Required work> Any picture among the records should be left out, please; retype the rest exactly.

Saved entries>
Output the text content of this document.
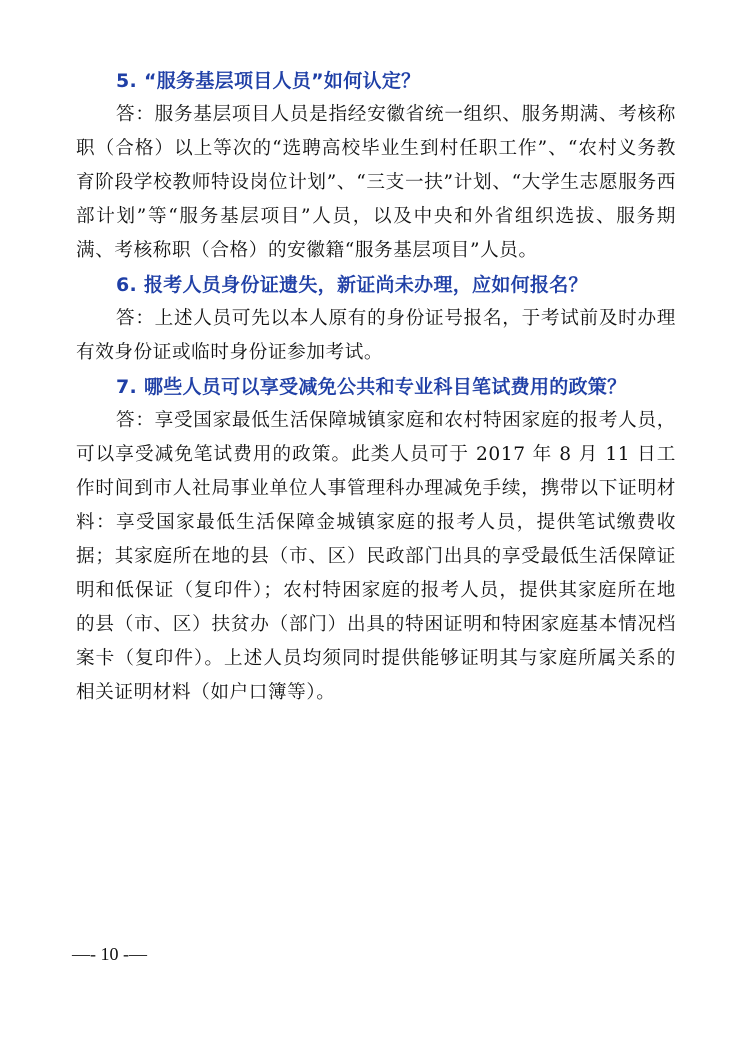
5. “服务基层项目人员”如何认定？

答：服务基层项目人员是指经安徽省统一组织、服务期满、考核称职（合格）以上等次的“选聘高校毕业生到村任职工作”、“农村义务教育阶段学校教师特设岗位计划”、“三支一扶”计划、“大学生志愿服务西部计划”等“服务基层项目”人员，以及中央和外省组织选拔、服务期满、考核称职（合格）的安徽籍“服务基层项目”人员。

6. 报考人员身份证遗失，新证尚未办理，应如何报名？

答：上述人员可先以本人原有的身份证号报名，于考试前及时办理有效身份证或临时身份证参加考试。

7. 哪些人员可以享受减免公共和专业科目笔试费用的政策？

答：享受国家最低生活保障城镇家庭和农村特困家庭的报考人员，可以享受减免笔试费用的政策。此类人员可于 2017 年 8 月 11 日工作时间到市人社局事业单位人事管理科办理减免手续，携带以下证明材料：享受国家最低生活保障金城镇家庭的报考人员，提供笔试缴费收据；其家庭所在地的县（市、区）民政部门出具的享受最低生活保障证明和低保证（复印件）；农村特困家庭的报考人员，提供其家庭所在地的县（市、区）扶贫办（部门）出具的特困证明和特困家庭基本情况档案卡（复印件）。上述人员均须同时提供能够证明其与家庭所属关系的相关证明材料（如户口簿等）。

—- 10 -—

Result for this exercise>
Output the text content of this document.
5. “服务基层项目人员”如何认定？

答：服务基层项目人员是指经安徽省统一组织、服务期满、考核称职（合格）以上等次的“选聘高校毕业生到村任职工作”、“农村义务教育阶段学校教师特设岗位计划”、“三支一扶”计划、“大学生志愿服务西部计划”等“服务基层项目”人员，以及中央和外省组织选拔、服务期满、考核称职（合格）的安徽籍“服务基层项目”人员。

6. 报考人员身份证遗失，新证尚未办理，应如何报名？

答：上述人员可先以本人原有的身份证号报名，于考试前及时办理有效身份证或临时身份证参加考试。

7. 哪些人员可以享受减免公共和专业科目笔试费用的政策？

答：享受国家最低生活保障城镇家庭和农村特困家庭的报考人员，可以享受减免笔试费用的政策。此类人员可于 2017 年 8 月 11 日工作时间到市人社局事业单位人事管理科办理减免手续，携带以下证明材料：享受国家最低生活保障金城镇家庭的报考人员，提供笔试缴费收据；其家庭所在地的县（市、区）民政部门出具的享受最低生活保障证明和低保证（复印件）；农村特困家庭的报考人员，提供其家庭所在地的县（市、区）扶贫办（部门）出具的特困证明和特困家庭基本情况档案卡（复印件）。上述人员均须同时提供能够证明其与家庭所属关系的相关证明材料（如户口簿等）。

—- 10 -—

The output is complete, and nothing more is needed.